==== Records shown

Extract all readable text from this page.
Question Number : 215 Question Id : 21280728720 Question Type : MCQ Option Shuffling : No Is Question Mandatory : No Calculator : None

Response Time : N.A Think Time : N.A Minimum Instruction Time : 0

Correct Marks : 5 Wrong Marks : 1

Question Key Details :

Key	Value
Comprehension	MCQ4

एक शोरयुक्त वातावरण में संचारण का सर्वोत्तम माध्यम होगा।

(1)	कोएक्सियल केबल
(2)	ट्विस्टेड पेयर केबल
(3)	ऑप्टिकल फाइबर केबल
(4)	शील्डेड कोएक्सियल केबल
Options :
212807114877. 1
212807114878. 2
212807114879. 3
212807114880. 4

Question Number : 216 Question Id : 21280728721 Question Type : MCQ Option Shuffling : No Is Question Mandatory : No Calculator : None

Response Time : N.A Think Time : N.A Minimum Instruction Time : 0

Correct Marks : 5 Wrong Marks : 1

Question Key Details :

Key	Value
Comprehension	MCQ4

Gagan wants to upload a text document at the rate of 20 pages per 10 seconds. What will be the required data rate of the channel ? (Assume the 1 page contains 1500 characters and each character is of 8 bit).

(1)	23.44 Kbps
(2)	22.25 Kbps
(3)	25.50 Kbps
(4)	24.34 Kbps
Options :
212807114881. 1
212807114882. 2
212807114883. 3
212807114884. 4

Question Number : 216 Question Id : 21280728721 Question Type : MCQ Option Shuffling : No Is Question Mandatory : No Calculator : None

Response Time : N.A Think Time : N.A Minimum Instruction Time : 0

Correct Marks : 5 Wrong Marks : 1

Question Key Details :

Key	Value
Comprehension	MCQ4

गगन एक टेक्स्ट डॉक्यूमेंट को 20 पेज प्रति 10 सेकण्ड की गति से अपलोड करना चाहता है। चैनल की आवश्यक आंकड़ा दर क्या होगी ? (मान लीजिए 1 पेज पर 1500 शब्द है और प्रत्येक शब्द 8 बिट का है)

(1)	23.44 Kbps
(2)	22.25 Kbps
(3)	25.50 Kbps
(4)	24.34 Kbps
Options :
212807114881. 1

========

Task requirements:
Give the entries again in full, exactly as they are written.

Task solution:
Extract all readable text from this page.
Question Number : 215 Question Id : 21280728720 Question Type : MCQ Option Shuffling : No Is Question Mandatory : No Calculator : None

Response Time : N.A Think Time : N.A Minimum Instruction Time : 0

Correct Marks : 5 Wrong Marks : 1

Question Key Details :

Key	Value
Comprehension	MCQ4

एक शोरयुक्त वातावरण में संचारण का सर्वोत्तम माध्यम होगा।

(1)	कोएक्सियल केबल
(2)	ट्विस्टेड पेयर केबल
(3)	ऑप्टिकल फाइबर केबल
(4)	शील्डेड कोएक्सियल केबल
Options :
212807114877. 1
212807114878. 2
212807114879. 3
212807114880. 4

Question Number : 216 Question Id : 21280728721 Question Type : MCQ Option Shuffling : No Is Question Mandatory : No Calculator : None

Response Time : N.A Think Time : N.A Minimum Instruction Time : 0

Correct Marks : 5 Wrong Marks : 1

Question Key Details :

Key	Value
Comprehension	MCQ4

Gagan wants to upload a text document at the rate of 20 pages per 10 seconds. What will be the required data rate of the channel ? (Assume the 1 page contains 1500 characters and each character is of 8 bit).

(1)	23.44 Kbps
(2)	22.25 Kbps
(3)	25.50 Kbps
(4)	24.34 Kbps
Options :
212807114881. 1
212807114882. 2
212807114883. 3
212807114884. 4

Question Number : 216 Question Id : 21280728721 Question Type : MCQ Option Shuffling : No Is Question Mandatory : No Calculator : None

Response Time : N.A Think Time : N.A Minimum Instruction Time : 0

Correct Marks : 5 Wrong Marks : 1

Question Key Details :

Key	Value
Comprehension	MCQ4

गगन एक टेक्स्ट डॉक्यूमेंट को 20 पेज प्रति 10 सेकण्ड की गति से अपलोड करना चाहता है। चैनल की आवश्यक आंकड़ा दर क्या होगी ? (मान लीजिए 1 पेज पर 1500 शब्द है और प्रत्येक शब्द 8 बिट का है)

(1)	23.44 Kbps
(2)	22.25 Kbps
(3)	25.50 Kbps
(4)	24.34 Kbps
Options :
212807114881. 1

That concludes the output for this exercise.